__Goal__: Pick out and copy every line below that has the word "PREPA".

__Excerpted records__:
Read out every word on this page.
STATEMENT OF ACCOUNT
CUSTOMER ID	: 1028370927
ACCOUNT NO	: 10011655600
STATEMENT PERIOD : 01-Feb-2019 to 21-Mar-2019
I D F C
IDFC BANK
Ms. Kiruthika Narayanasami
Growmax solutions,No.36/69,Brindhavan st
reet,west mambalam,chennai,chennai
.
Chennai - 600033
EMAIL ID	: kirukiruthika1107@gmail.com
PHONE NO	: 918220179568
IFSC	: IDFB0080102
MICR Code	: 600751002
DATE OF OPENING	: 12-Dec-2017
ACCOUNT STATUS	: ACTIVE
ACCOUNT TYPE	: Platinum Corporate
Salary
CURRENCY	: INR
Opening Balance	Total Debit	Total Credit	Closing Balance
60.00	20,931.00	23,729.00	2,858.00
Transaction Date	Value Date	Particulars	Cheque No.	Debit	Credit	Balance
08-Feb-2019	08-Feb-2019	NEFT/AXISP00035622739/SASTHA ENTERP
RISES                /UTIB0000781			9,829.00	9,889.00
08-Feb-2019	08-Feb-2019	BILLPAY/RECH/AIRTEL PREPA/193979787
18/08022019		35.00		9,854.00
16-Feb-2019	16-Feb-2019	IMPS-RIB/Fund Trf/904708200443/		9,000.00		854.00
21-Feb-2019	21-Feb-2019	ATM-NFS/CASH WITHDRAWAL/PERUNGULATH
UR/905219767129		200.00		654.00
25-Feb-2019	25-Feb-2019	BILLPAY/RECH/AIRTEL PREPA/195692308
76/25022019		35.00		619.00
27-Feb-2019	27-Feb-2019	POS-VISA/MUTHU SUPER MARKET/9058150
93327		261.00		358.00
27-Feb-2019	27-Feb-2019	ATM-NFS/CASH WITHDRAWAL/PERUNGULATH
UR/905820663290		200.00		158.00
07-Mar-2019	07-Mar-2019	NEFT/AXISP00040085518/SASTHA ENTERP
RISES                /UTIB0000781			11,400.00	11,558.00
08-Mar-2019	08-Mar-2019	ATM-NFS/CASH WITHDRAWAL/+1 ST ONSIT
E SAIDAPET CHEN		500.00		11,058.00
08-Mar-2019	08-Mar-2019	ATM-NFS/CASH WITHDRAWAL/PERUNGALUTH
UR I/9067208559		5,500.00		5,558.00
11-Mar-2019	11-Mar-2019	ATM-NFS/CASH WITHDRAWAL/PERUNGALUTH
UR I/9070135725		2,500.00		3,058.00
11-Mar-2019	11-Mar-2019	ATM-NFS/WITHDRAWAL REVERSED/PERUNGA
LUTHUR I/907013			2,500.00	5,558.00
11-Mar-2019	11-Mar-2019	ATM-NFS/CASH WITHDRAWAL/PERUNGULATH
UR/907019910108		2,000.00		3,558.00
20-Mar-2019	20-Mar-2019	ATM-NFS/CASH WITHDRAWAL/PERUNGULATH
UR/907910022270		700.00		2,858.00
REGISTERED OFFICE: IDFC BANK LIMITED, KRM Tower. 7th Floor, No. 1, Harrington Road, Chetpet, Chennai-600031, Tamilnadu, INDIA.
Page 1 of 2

__Output for this task__:
08-Feb-2019	08-Feb-2019	BILLPAY/RECH/AIRTEL PREPA/193979787
25-Feb-2019	25-Feb-2019	BILLPAY/RECH/AIRTEL PREPA/195692308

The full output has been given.